Work to complete: Write out the full listing exactly as given, minus the images.

[Collection entries]
..............................
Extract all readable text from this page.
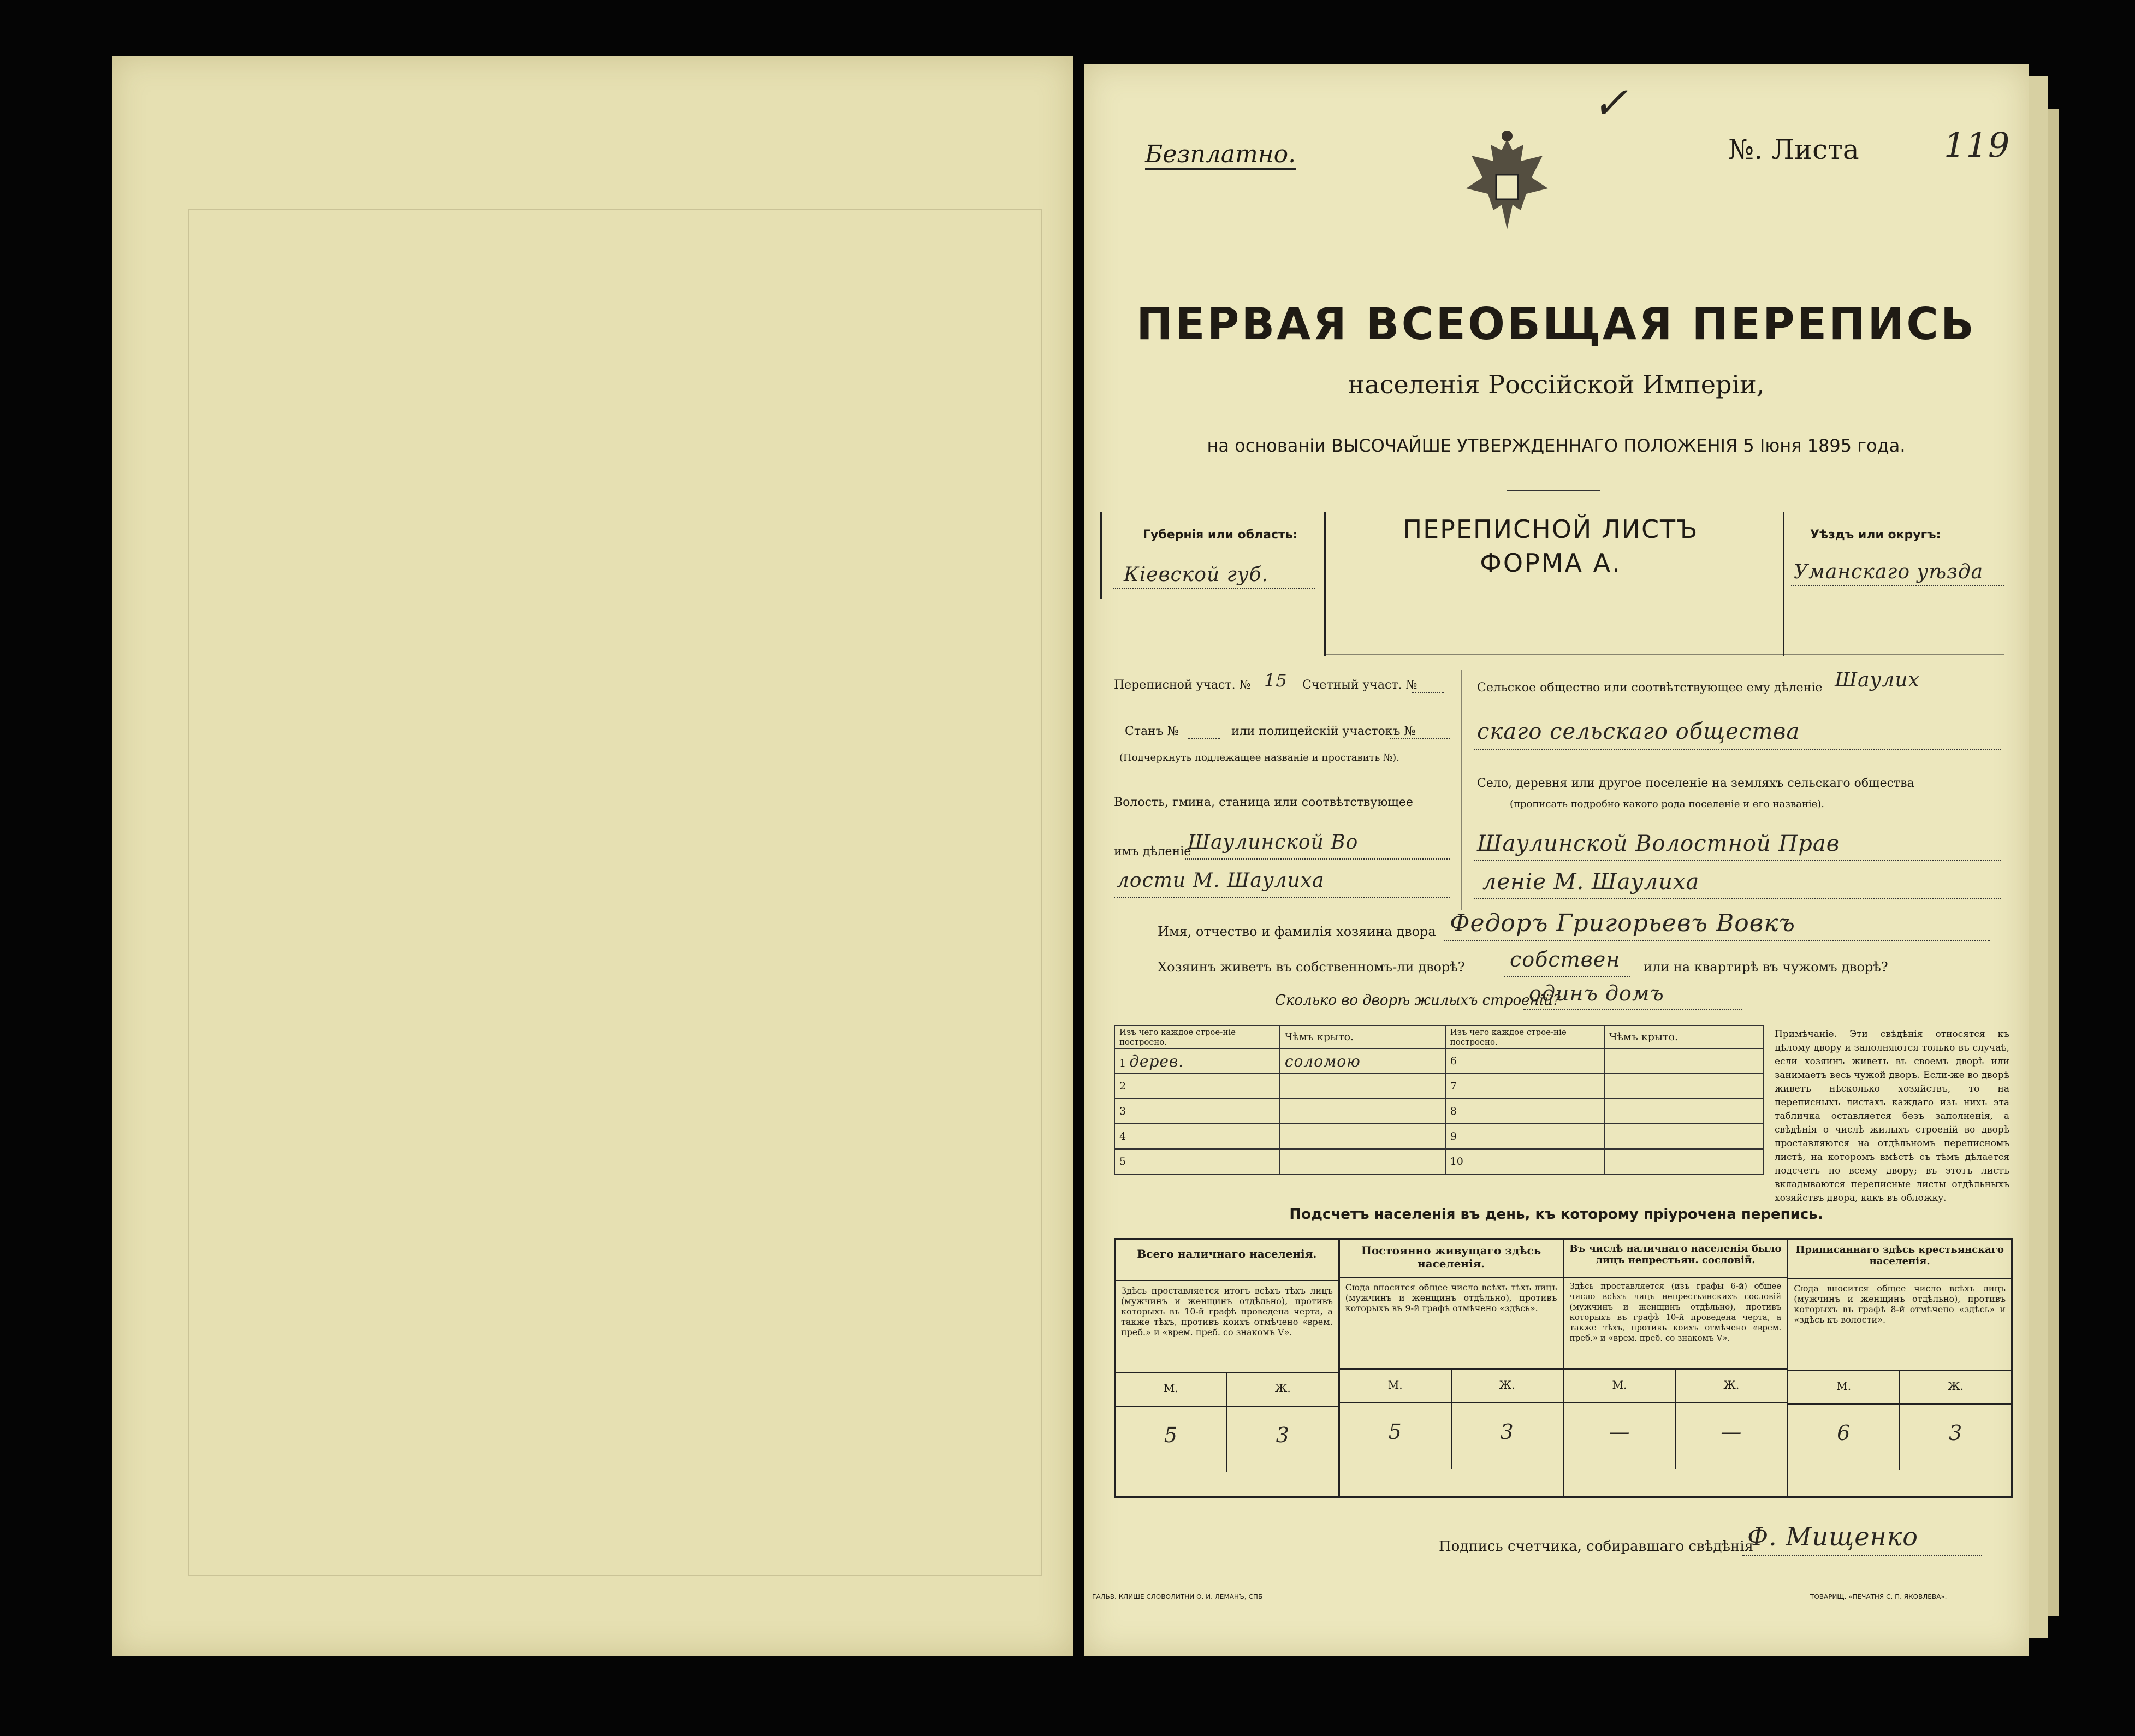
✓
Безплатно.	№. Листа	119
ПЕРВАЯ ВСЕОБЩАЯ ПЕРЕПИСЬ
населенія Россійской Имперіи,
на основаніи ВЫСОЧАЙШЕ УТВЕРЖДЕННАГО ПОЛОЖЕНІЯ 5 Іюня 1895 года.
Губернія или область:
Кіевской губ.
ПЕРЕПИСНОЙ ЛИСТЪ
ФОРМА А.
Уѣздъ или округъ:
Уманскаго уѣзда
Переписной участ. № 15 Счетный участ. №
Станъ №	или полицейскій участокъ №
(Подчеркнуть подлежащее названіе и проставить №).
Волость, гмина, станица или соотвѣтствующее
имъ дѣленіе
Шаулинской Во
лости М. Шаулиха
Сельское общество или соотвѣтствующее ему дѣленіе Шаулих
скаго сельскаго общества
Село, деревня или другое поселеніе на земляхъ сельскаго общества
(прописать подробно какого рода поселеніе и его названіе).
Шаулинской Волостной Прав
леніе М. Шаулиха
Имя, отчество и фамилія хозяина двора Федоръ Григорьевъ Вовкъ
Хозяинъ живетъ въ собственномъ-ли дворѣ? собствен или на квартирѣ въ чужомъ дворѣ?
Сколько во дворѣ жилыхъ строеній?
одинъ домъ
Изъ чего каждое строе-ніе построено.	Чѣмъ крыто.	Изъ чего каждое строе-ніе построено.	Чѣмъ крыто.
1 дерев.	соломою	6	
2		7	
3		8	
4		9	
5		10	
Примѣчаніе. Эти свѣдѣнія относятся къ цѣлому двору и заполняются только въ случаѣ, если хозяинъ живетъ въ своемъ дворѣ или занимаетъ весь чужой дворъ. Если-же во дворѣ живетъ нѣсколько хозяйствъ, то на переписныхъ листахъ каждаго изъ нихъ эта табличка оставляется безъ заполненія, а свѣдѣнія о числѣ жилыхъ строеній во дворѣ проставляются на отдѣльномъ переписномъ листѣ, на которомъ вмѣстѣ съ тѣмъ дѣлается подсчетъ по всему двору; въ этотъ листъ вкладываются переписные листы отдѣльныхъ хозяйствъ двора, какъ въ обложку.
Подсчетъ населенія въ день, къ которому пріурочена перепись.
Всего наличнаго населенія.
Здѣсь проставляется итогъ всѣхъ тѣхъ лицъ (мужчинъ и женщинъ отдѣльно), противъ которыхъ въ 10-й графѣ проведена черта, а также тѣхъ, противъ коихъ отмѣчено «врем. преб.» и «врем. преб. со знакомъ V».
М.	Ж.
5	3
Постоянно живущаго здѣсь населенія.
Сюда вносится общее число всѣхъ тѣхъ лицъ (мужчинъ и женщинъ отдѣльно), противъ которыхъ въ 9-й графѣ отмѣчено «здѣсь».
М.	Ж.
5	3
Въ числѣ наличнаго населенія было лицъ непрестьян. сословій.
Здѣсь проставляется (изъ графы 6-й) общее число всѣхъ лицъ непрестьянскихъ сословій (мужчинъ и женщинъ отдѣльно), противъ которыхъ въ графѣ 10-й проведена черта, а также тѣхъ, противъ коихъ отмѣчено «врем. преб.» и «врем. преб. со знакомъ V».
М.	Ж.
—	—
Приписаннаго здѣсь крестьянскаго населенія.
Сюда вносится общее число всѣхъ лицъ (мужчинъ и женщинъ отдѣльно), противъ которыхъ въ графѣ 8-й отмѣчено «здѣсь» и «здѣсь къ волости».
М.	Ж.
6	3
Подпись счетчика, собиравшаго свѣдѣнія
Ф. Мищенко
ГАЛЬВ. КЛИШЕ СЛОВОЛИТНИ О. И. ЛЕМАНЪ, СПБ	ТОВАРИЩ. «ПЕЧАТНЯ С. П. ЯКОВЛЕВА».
..............................
The completed task:
Extract all readable text from this page.
✓
Безплатно.	№. Листа	119
ПЕРВАЯ ВСЕОБЩАЯ ПЕРЕПИСЬ
населенія Россійской Имперіи,
на основаніи ВЫСОЧАЙШЕ УТВЕРЖДЕННАГО ПОЛОЖЕНІЯ 5 Іюня 1895 года.
Губернія или область:
Кіевской губ.
ПЕРЕПИСНОЙ ЛИСТЪ
ФОРМА А.
Уѣздъ или округъ:
Уманскаго уѣзда
Переписной участ. № 15 Счетный участ. №
Станъ №	или полицейскій участокъ №
(Подчеркнуть подлежащее названіе и проставить №).
Волость, гмина, станица или соотвѣтствующее
имъ дѣленіе
Шаулинской Во
лости М. Шаулиха
Сельское общество или соотвѣтствующее ему дѣленіе Шаулих
скаго сельскаго общества
Село, деревня или другое поселеніе на земляхъ сельскаго общества
(прописать подробно какого рода поселеніе и его названіе).
Шаулинской Волостной Прав
леніе М. Шаулиха
Имя, отчество и фамилія хозяина двора Федоръ Григорьевъ Вовкъ
Хозяинъ живетъ въ собственномъ-ли дворѣ? собствен или на квартирѣ въ чужомъ дворѣ?
Сколько во дворѣ жилыхъ строеній?
одинъ домъ
Изъ чего каждое строе-ніе построено.	Чѣмъ крыто.	Изъ чего каждое строе-ніе построено.	Чѣмъ крыто.
1 дерев.	соломою	6	
2		7	
3		8	
4		9	
5		10	
Примѣчаніе. Эти свѣдѣнія относятся къ цѣлому двору и заполняются только въ случаѣ, если хозяинъ живетъ въ своемъ дворѣ или занимаетъ весь чужой дворъ. Если-же во дворѣ живетъ нѣсколько хозяйствъ, то на переписныхъ листахъ каждаго изъ нихъ эта табличка оставляется безъ заполненія, а свѣдѣнія о числѣ жилыхъ строеній во дворѣ проставляются на отдѣльномъ переписномъ листѣ, на которомъ вмѣстѣ съ тѣмъ дѣлается подсчетъ по всему двору; въ этотъ листъ вкладываются переписные листы отдѣльныхъ хозяйствъ двора, какъ въ обложку.
Подсчетъ населенія въ день, къ которому пріурочена перепись.
Всего наличнаго населенія.
Здѣсь проставляется итогъ всѣхъ тѣхъ лицъ (мужчинъ и женщинъ отдѣльно), противъ которыхъ въ 10-й графѣ проведена черта, а также тѣхъ, противъ коихъ отмѣчено «врем. преб.» и «врем. преб. со знакомъ V».
М.	Ж.
5	3
Постоянно живущаго здѣсь населенія.
Сюда вносится общее число всѣхъ тѣхъ лицъ (мужчинъ и женщинъ отдѣльно), противъ которыхъ въ 9-й графѣ отмѣчено «здѣсь».
М.	Ж.
5	3
Въ числѣ наличнаго населенія было лицъ непрестьян. сословій.
Здѣсь проставляется (изъ графы 6-й) общее число всѣхъ лицъ непрестьянскихъ сословій (мужчинъ и женщинъ отдѣльно), противъ которыхъ въ графѣ 10-й проведена черта, а также тѣхъ, противъ коихъ отмѣчено «врем. преб.» и «врем. преб. со знакомъ V».
М.	Ж.
—	—
Приписаннаго здѣсь крестьянскаго населенія.
Сюда вносится общее число всѣхъ лицъ (мужчинъ и женщинъ отдѣльно), противъ которыхъ въ графѣ 8-й отмѣчено «здѣсь» и «здѣсь къ волости».
М.	Ж.
6	3
Подпись счетчика, собиравшаго свѣдѣнія
Ф. Мищенко
ГАЛЬВ. КЛИШЕ СЛОВОЛИТНИ О. И. ЛЕМАНЪ, СПБ	ТОВАРИЩ. «ПЕЧАТНЯ С. П. ЯКОВЛЕВА».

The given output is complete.